— Begin Information supplied —
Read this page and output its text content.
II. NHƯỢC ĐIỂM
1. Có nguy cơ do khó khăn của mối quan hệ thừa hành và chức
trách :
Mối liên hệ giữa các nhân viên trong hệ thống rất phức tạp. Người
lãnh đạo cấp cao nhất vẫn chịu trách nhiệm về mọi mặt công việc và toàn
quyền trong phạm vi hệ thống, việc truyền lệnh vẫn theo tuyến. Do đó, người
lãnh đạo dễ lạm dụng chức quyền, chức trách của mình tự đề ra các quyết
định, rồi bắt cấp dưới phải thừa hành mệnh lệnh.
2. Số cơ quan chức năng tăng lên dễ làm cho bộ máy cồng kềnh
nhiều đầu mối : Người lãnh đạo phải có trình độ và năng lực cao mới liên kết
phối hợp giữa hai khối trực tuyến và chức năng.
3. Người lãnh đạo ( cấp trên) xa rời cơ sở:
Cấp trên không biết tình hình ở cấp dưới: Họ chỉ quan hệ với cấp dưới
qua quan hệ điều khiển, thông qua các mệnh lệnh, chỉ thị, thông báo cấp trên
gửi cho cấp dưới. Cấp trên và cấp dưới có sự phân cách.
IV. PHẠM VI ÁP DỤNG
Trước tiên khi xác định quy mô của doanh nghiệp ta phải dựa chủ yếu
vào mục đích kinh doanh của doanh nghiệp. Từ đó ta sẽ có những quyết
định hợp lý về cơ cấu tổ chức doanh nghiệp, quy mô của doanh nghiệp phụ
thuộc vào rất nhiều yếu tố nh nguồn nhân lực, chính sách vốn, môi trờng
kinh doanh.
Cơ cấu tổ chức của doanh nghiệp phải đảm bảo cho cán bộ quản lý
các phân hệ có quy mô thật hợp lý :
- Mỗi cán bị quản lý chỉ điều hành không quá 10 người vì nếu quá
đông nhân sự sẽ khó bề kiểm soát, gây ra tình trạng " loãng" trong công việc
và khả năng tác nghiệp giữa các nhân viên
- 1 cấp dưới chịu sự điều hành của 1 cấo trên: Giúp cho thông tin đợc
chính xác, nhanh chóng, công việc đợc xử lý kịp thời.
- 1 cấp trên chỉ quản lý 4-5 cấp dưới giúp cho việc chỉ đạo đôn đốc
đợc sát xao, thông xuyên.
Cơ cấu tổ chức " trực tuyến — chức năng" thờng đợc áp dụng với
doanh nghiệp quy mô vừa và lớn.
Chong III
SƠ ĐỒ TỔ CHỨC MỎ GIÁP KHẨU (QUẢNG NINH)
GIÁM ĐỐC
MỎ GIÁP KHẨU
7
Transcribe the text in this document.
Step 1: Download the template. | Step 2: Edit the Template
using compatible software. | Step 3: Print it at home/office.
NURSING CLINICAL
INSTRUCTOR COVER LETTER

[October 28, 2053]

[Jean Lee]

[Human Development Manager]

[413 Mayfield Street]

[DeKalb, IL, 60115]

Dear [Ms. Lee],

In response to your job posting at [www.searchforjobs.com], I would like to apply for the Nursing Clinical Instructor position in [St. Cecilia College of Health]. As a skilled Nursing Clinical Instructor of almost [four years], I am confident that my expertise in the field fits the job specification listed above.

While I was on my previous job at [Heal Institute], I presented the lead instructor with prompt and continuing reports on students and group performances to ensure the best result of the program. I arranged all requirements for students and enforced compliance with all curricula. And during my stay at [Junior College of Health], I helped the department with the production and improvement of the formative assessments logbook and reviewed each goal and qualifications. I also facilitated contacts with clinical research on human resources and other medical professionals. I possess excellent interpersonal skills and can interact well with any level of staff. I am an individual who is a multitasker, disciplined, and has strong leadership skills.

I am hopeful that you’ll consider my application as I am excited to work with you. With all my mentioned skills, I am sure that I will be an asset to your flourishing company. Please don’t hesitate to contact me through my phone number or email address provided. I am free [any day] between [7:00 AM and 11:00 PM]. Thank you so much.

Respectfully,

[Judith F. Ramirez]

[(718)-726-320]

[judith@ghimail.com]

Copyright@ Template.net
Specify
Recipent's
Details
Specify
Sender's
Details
— End Information supplied —
— Begin Information supplied —
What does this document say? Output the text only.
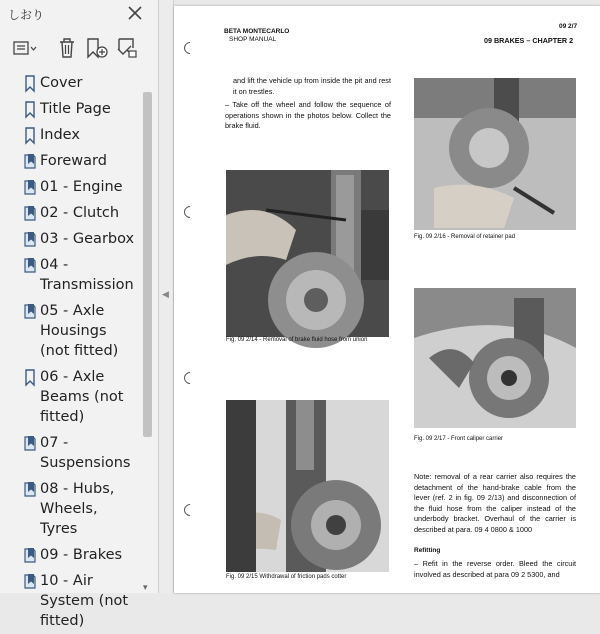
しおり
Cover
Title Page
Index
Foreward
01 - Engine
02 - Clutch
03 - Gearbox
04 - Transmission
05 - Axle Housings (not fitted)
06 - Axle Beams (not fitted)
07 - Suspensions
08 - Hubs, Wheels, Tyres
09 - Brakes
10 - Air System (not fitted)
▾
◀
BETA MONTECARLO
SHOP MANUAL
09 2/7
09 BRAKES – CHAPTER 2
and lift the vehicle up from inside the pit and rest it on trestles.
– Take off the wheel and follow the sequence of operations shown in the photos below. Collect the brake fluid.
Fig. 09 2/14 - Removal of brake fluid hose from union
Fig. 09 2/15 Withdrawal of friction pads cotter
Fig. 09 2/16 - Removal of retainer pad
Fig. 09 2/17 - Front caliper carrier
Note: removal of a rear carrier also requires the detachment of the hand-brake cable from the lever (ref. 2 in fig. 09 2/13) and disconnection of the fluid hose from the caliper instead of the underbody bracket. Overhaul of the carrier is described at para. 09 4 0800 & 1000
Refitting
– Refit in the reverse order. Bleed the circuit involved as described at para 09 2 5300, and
— End Information supplied —
— Begin Information supplied —
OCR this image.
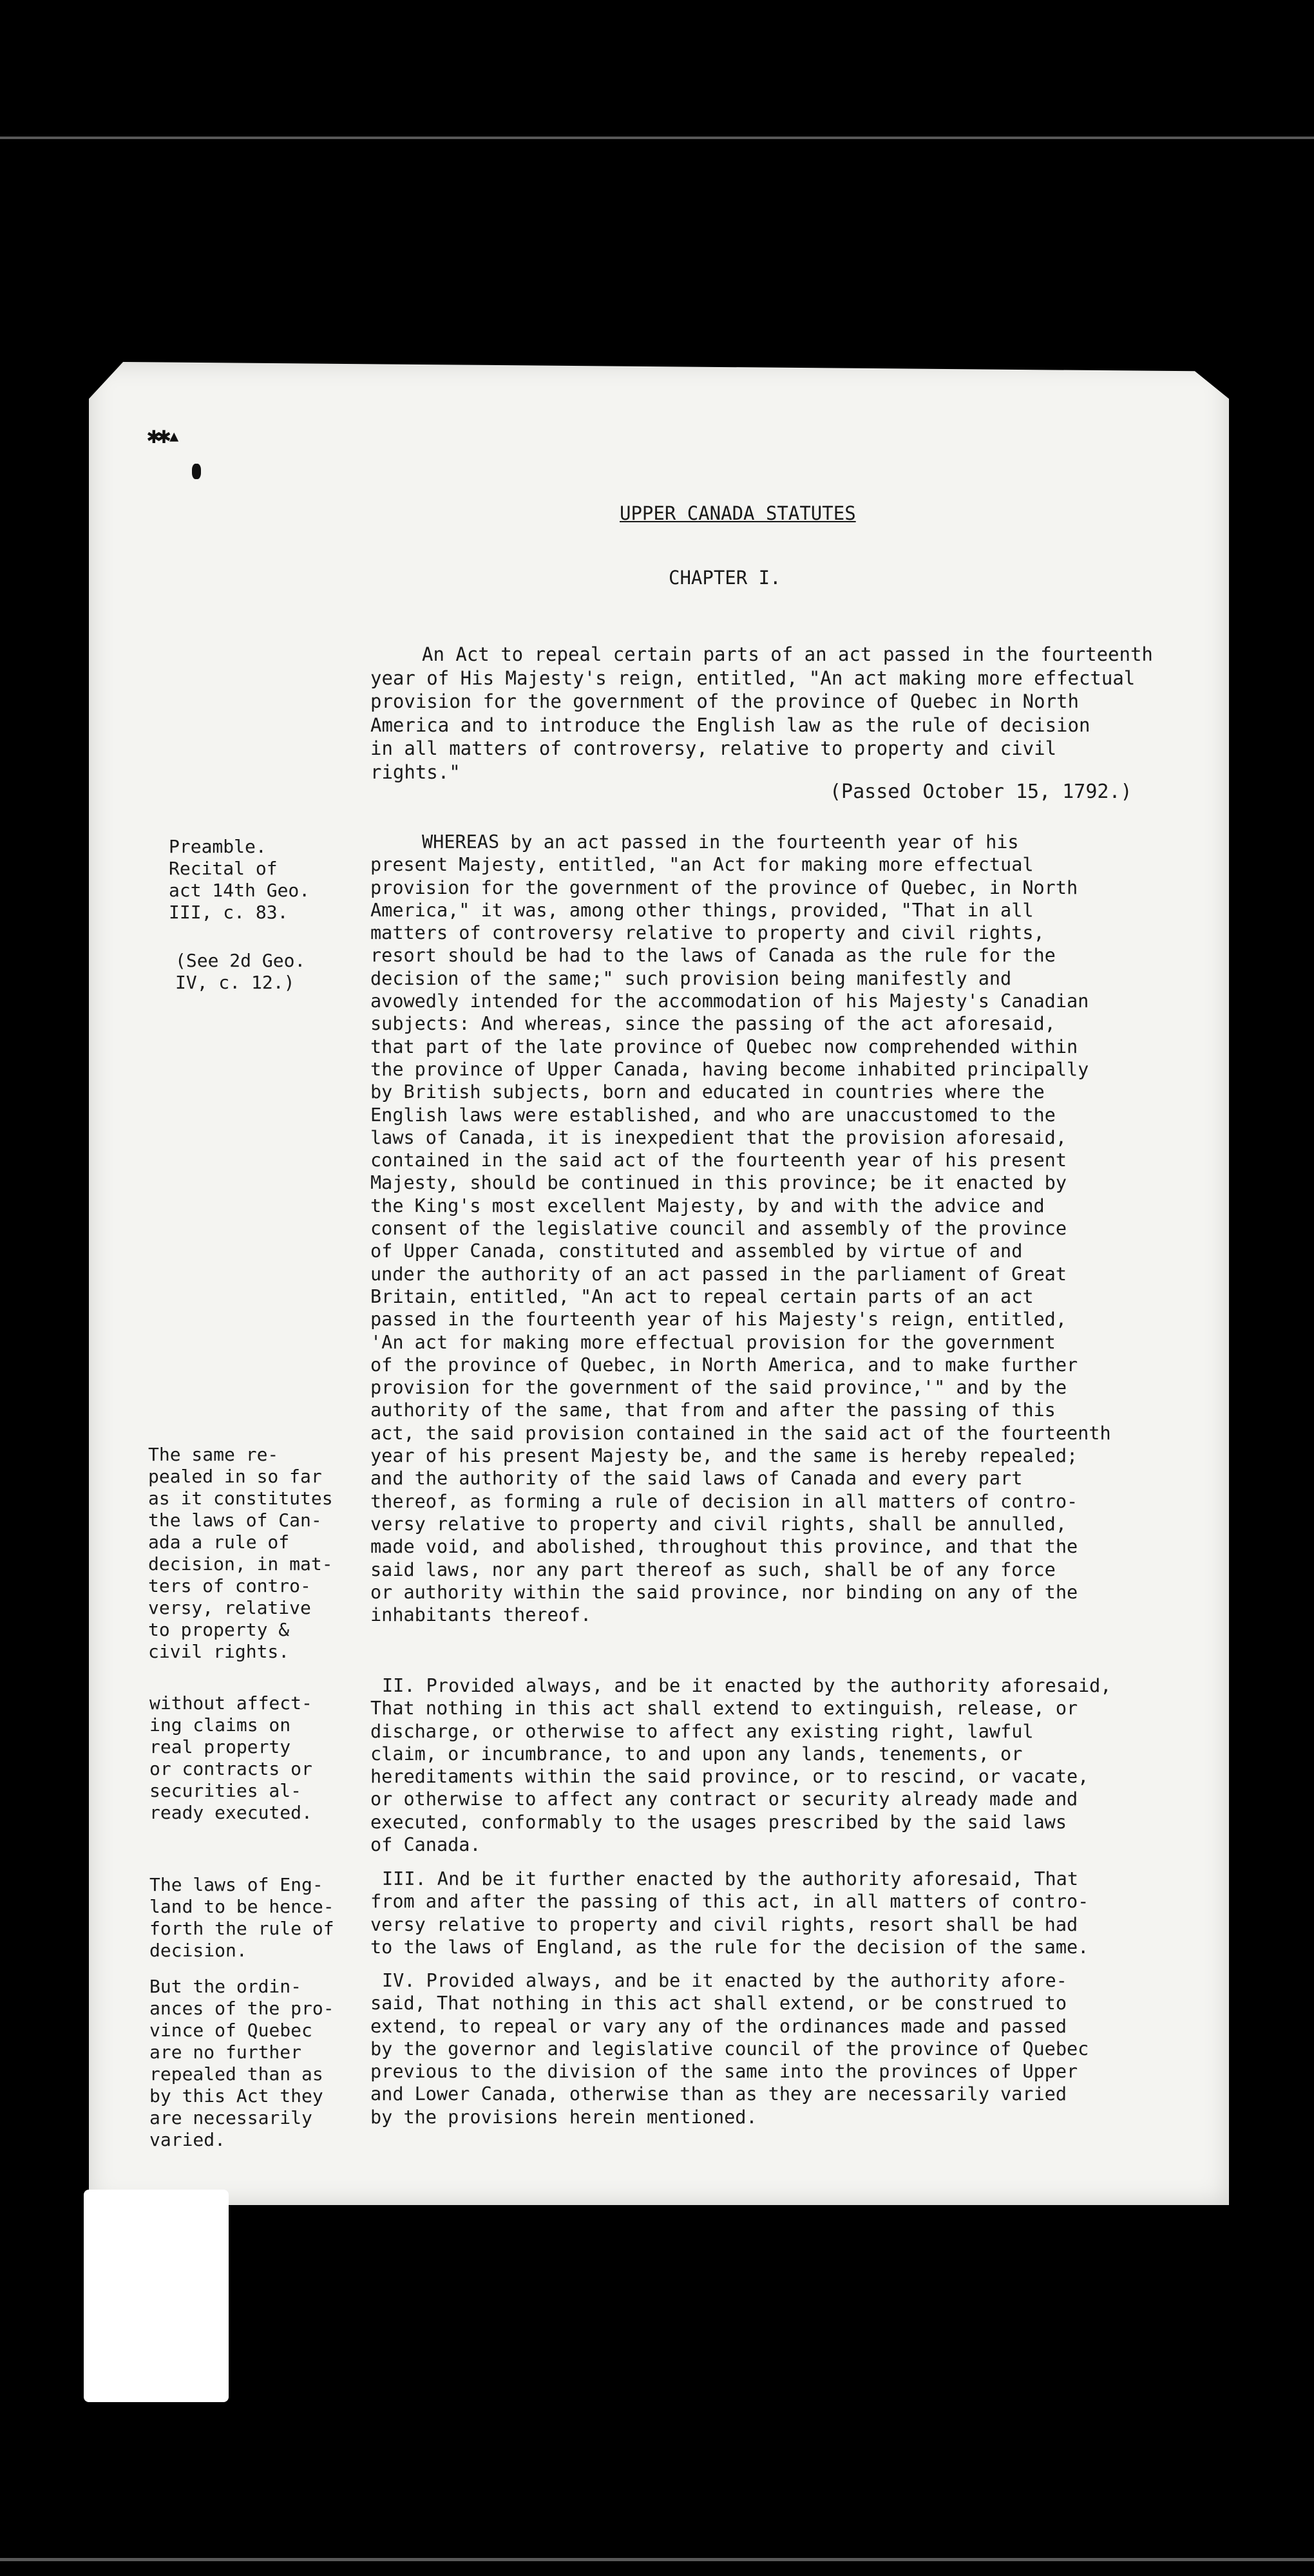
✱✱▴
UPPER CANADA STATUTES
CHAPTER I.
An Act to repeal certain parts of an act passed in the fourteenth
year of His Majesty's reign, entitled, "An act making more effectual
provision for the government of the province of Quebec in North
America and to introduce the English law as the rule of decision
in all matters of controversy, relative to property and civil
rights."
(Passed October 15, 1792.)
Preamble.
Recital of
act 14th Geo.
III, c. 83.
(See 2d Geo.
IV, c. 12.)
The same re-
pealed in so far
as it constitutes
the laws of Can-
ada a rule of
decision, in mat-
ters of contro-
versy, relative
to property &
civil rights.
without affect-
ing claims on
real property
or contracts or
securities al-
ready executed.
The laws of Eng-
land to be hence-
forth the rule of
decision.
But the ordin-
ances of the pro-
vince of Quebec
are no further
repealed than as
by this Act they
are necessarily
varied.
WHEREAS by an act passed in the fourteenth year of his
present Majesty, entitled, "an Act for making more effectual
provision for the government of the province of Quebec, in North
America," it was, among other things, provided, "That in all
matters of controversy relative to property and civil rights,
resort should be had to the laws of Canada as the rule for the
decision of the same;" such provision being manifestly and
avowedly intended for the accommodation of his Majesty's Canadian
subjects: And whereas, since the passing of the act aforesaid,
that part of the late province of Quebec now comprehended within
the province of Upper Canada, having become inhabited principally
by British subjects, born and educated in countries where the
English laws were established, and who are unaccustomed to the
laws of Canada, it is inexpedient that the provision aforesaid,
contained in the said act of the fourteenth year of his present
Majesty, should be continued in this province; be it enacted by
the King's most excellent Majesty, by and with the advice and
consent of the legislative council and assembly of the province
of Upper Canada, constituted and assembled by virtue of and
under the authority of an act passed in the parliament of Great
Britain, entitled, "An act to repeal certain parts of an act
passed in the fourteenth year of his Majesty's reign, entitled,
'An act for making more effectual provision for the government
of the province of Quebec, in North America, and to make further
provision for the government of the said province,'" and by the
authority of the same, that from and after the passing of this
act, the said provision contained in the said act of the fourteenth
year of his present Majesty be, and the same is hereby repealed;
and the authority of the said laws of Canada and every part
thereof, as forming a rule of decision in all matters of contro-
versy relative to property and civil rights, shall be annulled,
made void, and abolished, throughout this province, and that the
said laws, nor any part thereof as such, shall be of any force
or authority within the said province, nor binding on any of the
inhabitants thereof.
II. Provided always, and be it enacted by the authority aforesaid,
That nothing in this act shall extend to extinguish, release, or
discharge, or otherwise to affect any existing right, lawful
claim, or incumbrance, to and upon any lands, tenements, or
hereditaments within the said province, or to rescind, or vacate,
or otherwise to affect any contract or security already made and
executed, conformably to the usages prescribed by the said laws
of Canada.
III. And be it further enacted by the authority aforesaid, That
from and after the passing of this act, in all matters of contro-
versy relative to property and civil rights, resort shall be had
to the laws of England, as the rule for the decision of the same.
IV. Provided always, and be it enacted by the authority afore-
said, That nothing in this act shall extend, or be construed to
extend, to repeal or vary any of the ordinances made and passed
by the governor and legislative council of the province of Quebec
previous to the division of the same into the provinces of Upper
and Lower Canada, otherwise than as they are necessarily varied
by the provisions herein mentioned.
— End Information supplied —
> Stated goal
Gather each line from the entries above that includes the word "parts".

> Result
An Act to repeal certain parts of an act passed in the fourteenth
Britain, entitled, "An act to repeal certain parts of an act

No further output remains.